§ **Required work**: In the forum thread about using NiFi with large files, roughly what size are the files the first poster wants to process?

§ **Source text**:

────

You are viewing a plain text version of this content. The canonical link for it is here.
Posted to dev@nifi.apache.org by ravi mannan <ra...@yahoo.com.INVALID> on 2015/09/06 04:16:31 UTC

nifi for large files

Hello,
I am new to apache nifi (and java, somewhat), so forgive my ignorance.  I want to use nifi to process large files. My university has some research work that could be written as nifi processors.  I know "large" can be a relative term, but for the resources I have, these files are large. About 700mb-1gb.  I *had* processors that took these large files and split them into smaller files, and then performed our algorithms (which I ported over to java), and then extracted some data and finally did almost an "if-else" branching. Seems great for nifi, right? Unfortunately I am seeing problems where it seems that nifi is i/o bound. I think this is because the walog and provenance log and all the transactions that are recorded there after each processor. I then essentially combined my processes into a large one, which I know goes against the grain of nifi.
I wonder if I should use some of these:
SideEffectFree
SupportsBatching

and maybe I should've used SupportsBatching instead of throwing my code into one big processor?
Even if the above does help with the i/o problems, I still like having a large nifi processor that does a lot of work. One benefit to using one big processor is that I can use the Callback in session.read to load my large files into a java.nio.ByteBuffer. A ByteBuffer is useful in my case because I can have my data off heap and run my algorithms a chunk (or ".slice()") at a time.  Hopefully you are familiar with this class. If I had many small processors (with the grain), I would have to constantly use session.read and InputStreamCallback and read the InputStream which is not as efficient as using a ByteBuffer.

If I'm reading things correctly, FlowFileController.getContent returns an InputStream, so that's not bad. My concern is that I will have many processors (with many threads) reading InputStreams and then having many objects waiting to be garbage collected. 


So as you can imagine I am going off into tangents, I was wondering if you have ideas to reduce the i/o I'm seeing and what you think of my use of ByteBuffers. I wonder if I could pass the ByteBuffer around in a FlowFile?
Thanks,
Ravi

RE: nifi for large files

Posted by Mark Payne <ma...@hotmail.com>.
Ravi,

Not to overload you with responses here, but I did want to mention that there is another
very important aspect to keep in mind, as you're contemplating the idea of loading your
data in off-heap ByteBuffers. Generally, the Operating System provides a *very* good disk
cache that will typically provide great results. 

Of course, the results depend on a lot of different things, but in many of the flows that 
we have, when we look at the disk operations performed, we will see that we have 
many write operations and almost no read operations, even though we read the 
content far more often than we write. This is because as we write the content, the 
operating system will cache the data on write, so that when we do read, it's all 
being read from RAM anyway.

That being said, if the issue you are running into really is related to the Write-Ahead Log
and the Provenance repo, then the SupportsBatching would certainly help. But the
changes that were added to 0.3.0 should also help. I would recommend that you look into
that before refactoring the processors into a single monolithic processor.

────

Excerpts from a set of layout annotations:
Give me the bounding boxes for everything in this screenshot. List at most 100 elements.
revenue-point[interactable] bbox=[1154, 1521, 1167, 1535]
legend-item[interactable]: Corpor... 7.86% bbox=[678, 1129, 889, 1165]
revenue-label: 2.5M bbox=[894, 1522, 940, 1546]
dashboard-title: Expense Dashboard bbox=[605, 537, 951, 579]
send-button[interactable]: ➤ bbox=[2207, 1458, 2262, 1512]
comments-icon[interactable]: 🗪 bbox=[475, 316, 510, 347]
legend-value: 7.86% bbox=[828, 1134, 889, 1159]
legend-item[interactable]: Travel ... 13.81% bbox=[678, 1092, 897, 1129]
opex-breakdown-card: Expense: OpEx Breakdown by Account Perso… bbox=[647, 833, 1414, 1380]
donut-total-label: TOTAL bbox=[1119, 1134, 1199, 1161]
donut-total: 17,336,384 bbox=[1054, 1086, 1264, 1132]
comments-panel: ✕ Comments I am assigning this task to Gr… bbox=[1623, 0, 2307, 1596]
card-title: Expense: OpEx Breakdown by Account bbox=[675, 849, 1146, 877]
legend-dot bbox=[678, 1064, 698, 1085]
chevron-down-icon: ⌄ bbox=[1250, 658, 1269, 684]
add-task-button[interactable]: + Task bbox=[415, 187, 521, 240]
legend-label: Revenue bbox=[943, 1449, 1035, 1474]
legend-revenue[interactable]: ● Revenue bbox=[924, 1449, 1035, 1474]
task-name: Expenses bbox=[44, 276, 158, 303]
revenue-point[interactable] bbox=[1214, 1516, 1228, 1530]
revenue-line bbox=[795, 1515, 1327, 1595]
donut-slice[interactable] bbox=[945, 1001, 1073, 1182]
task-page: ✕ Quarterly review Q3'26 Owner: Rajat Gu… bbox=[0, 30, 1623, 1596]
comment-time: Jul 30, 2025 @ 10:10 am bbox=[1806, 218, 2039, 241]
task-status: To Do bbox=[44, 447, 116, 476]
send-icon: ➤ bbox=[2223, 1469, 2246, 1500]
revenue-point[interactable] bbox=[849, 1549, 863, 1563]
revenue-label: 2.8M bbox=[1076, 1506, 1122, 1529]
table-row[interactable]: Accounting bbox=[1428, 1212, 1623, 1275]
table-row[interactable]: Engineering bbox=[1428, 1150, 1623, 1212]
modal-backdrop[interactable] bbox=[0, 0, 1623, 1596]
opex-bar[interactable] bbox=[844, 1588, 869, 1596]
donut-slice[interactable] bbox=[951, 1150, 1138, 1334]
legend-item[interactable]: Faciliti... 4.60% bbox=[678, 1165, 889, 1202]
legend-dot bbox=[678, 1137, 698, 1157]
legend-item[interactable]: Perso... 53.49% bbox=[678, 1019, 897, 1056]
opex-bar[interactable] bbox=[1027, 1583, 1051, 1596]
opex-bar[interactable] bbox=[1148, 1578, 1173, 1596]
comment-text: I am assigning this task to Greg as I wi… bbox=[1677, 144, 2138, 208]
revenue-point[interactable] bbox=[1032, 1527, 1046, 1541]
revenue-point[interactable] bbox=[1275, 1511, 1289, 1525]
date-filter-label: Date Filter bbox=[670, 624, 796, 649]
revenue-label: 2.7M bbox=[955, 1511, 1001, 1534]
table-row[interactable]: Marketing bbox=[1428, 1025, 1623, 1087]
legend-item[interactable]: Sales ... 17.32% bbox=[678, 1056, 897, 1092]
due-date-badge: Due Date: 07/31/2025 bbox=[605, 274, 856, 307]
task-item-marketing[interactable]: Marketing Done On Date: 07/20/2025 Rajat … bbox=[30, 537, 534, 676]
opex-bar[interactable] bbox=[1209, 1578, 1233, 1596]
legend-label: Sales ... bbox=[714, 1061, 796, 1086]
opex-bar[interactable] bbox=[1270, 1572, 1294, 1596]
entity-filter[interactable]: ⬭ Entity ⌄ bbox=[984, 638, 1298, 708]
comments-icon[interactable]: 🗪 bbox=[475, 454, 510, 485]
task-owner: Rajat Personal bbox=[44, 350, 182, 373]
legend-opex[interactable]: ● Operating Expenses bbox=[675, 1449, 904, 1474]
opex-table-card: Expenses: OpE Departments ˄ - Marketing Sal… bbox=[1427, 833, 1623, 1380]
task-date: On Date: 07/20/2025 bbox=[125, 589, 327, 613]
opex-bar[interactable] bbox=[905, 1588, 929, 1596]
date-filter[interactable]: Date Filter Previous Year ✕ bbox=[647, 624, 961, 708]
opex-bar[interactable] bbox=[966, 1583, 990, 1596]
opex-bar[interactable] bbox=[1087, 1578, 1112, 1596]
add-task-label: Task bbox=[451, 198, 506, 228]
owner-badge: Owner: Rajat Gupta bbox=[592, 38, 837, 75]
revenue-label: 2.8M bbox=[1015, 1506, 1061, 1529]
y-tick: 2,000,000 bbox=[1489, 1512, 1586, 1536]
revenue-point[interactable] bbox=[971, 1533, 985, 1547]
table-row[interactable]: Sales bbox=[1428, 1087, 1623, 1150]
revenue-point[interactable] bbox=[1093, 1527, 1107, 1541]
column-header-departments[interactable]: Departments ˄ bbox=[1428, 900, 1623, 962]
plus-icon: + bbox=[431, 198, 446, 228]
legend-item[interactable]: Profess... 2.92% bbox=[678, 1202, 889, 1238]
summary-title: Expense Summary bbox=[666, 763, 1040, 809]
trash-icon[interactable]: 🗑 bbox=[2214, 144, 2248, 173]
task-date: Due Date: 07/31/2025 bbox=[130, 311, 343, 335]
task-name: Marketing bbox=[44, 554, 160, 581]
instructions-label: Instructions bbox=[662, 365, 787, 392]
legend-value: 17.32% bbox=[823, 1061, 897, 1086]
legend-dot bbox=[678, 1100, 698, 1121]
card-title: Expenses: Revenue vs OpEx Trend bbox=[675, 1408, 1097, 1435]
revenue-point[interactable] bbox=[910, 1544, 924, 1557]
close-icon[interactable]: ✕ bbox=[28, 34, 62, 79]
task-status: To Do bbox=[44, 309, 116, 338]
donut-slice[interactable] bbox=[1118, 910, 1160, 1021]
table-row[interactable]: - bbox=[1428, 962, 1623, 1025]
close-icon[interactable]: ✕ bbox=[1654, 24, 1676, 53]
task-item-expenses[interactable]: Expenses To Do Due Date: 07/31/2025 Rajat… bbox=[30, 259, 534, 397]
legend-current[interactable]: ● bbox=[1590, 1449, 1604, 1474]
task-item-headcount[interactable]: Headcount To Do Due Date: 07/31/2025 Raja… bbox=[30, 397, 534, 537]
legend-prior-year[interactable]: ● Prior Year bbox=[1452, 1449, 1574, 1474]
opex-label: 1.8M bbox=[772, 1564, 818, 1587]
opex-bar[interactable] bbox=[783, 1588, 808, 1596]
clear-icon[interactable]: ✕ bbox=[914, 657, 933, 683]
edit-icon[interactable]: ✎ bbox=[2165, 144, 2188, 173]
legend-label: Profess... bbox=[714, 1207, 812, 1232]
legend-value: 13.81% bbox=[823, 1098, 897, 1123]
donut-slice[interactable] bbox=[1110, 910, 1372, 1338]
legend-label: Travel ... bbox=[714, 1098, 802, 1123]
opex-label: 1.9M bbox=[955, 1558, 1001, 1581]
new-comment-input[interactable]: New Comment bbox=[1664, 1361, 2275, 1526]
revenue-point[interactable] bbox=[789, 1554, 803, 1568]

────

§ **Expected output**: About 700 MB to 1 GB.